Collected data entries:
* * *

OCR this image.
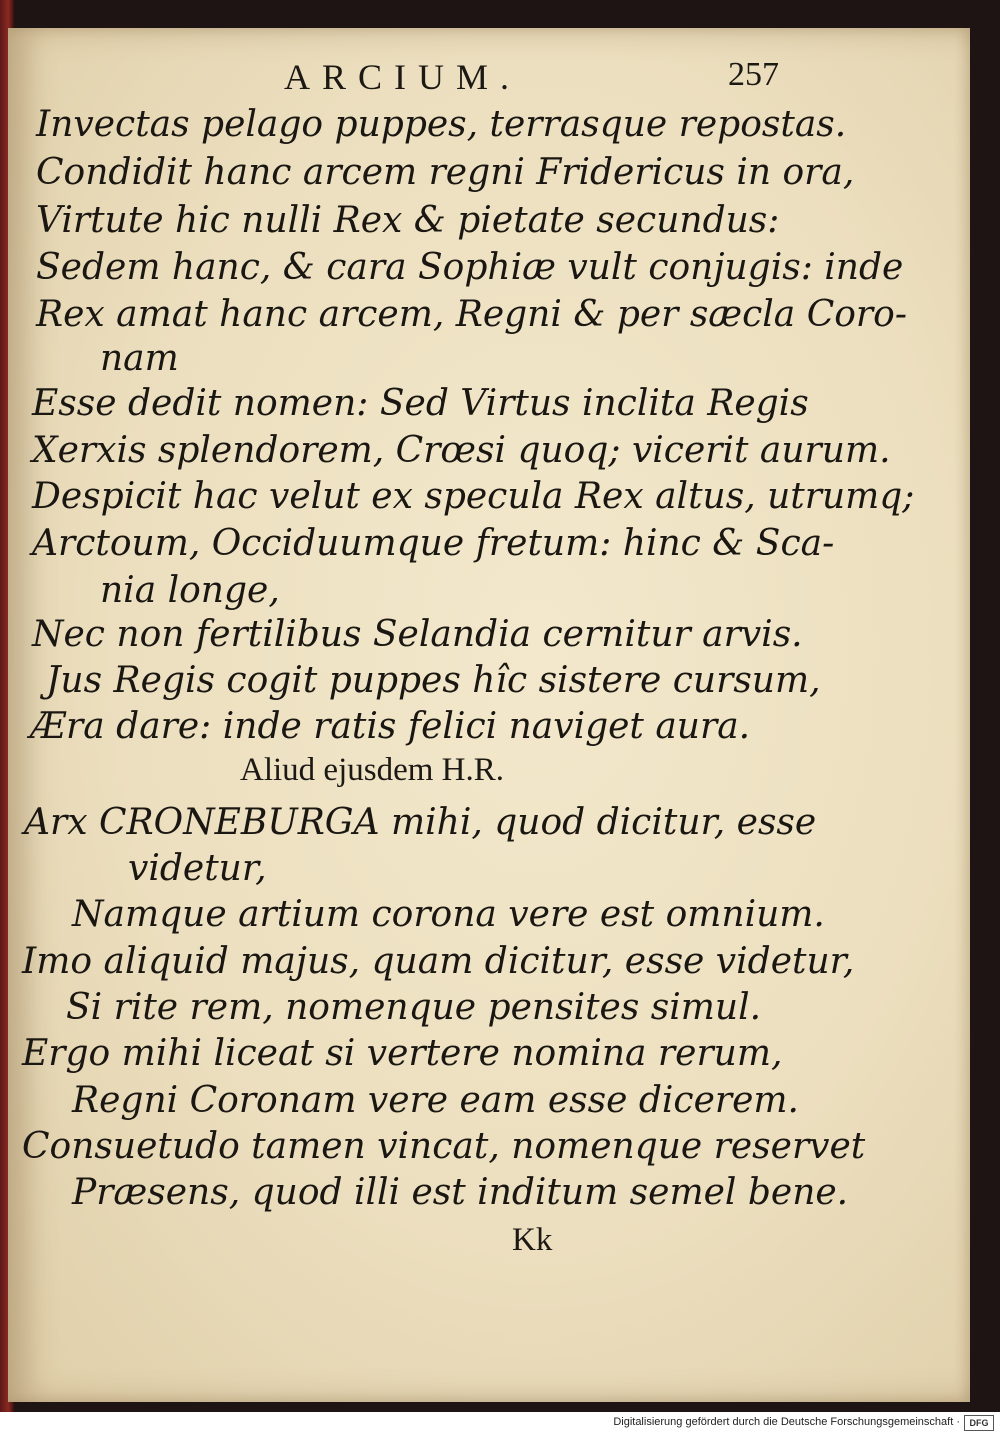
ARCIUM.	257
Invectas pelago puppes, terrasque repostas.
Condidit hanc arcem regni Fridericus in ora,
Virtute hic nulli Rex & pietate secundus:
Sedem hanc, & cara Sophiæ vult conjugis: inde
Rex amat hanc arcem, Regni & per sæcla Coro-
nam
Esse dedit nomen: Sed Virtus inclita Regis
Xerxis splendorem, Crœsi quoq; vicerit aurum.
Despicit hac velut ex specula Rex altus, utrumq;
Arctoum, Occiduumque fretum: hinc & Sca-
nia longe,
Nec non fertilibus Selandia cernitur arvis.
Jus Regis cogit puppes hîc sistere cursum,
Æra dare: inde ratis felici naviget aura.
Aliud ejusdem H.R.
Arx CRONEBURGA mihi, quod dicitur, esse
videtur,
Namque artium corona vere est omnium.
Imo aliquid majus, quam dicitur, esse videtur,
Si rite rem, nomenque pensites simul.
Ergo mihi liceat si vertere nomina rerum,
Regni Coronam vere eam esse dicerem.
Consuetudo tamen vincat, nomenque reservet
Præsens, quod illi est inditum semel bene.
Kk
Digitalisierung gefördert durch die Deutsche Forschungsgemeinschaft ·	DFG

* * *

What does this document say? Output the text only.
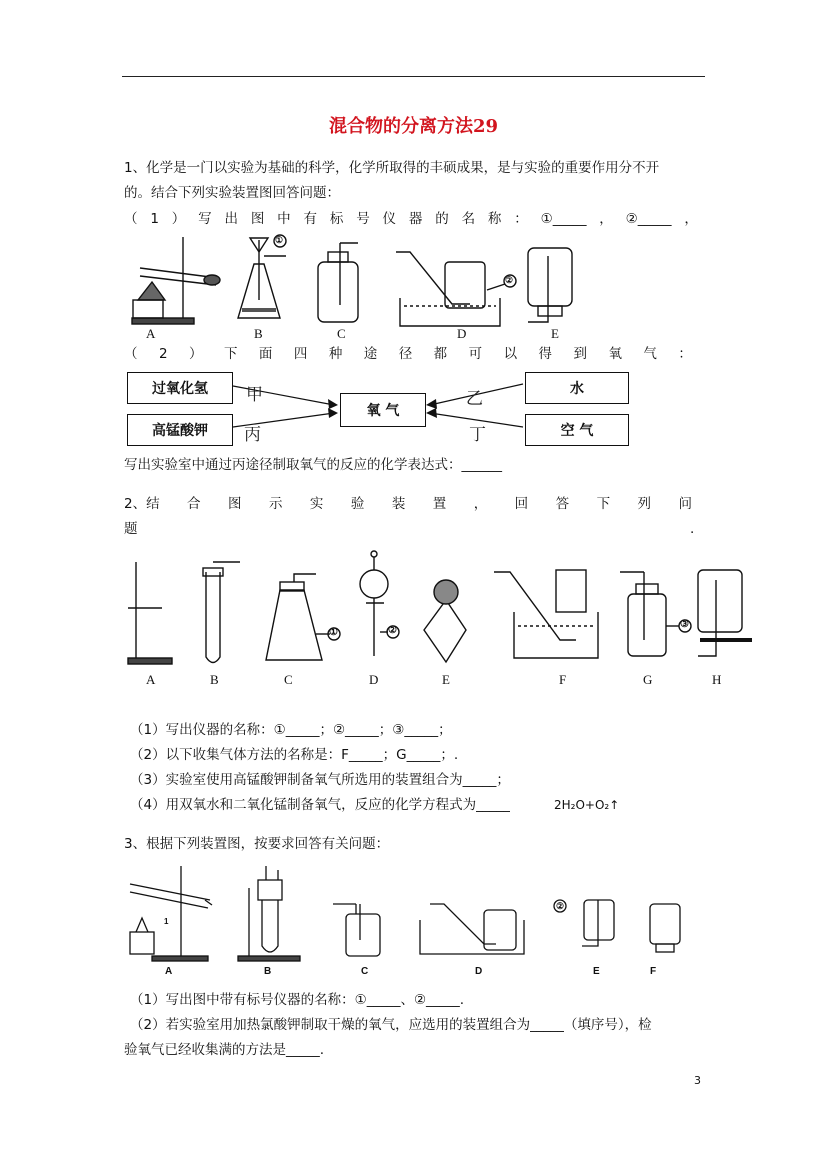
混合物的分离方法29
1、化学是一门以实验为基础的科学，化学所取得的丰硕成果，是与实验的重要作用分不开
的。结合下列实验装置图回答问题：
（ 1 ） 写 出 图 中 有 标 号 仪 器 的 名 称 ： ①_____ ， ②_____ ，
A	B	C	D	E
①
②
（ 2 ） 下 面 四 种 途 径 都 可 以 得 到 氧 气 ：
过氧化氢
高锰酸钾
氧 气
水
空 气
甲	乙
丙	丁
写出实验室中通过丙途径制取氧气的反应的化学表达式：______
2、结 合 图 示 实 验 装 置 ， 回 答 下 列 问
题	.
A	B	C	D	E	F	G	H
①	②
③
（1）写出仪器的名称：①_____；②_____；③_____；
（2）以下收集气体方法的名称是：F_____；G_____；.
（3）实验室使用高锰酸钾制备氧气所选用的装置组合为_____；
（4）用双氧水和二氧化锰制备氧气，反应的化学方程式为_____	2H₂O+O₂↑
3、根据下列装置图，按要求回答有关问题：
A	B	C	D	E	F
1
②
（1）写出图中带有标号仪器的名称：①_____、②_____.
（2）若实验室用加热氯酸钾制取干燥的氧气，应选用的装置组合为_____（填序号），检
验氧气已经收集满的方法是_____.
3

* * *

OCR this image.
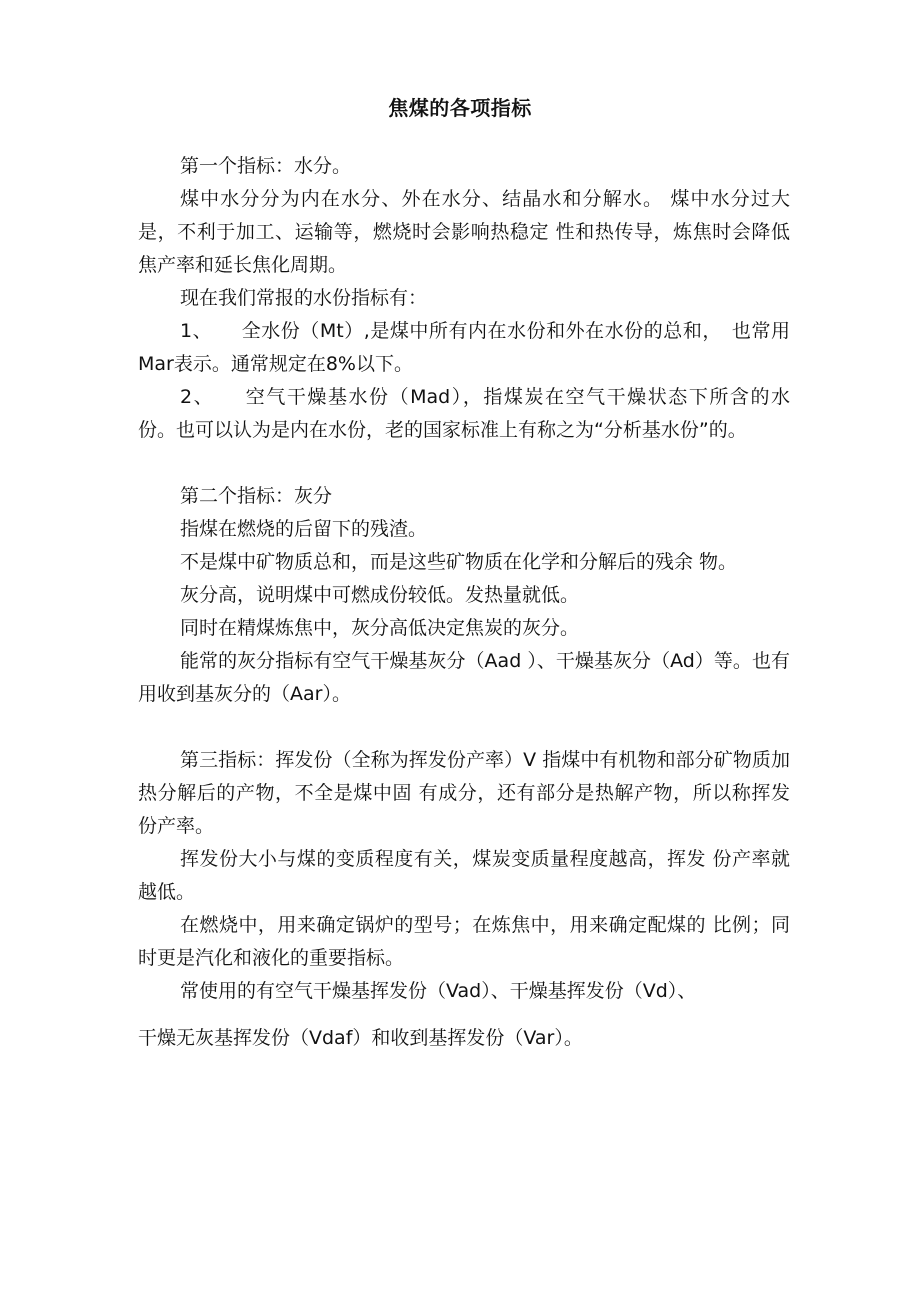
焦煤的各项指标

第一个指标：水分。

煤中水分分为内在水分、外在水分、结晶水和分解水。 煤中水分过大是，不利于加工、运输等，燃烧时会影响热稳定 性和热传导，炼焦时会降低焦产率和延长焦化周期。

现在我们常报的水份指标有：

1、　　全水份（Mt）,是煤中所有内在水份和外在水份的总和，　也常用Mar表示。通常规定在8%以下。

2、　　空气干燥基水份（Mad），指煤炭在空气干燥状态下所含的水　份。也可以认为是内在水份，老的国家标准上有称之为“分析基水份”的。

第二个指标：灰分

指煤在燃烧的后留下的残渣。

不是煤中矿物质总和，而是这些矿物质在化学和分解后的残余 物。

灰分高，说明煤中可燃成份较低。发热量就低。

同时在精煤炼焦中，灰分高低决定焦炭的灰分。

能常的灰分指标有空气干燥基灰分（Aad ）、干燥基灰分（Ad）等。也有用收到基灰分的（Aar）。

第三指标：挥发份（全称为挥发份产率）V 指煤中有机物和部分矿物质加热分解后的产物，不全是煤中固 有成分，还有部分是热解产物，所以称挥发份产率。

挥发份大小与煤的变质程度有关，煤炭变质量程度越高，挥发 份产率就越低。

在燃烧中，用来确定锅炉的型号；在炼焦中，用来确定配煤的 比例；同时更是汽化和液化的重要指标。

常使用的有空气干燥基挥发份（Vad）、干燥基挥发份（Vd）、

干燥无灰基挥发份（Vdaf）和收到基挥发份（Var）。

* * *

— Aim of the exercise —
Find the lines with the string "puppes" and reproduce them.

— Response to the exercise —
Invectas pelago puppes, terrasque repostas.
Jus Regis cogit puppes hîc sistere cursum,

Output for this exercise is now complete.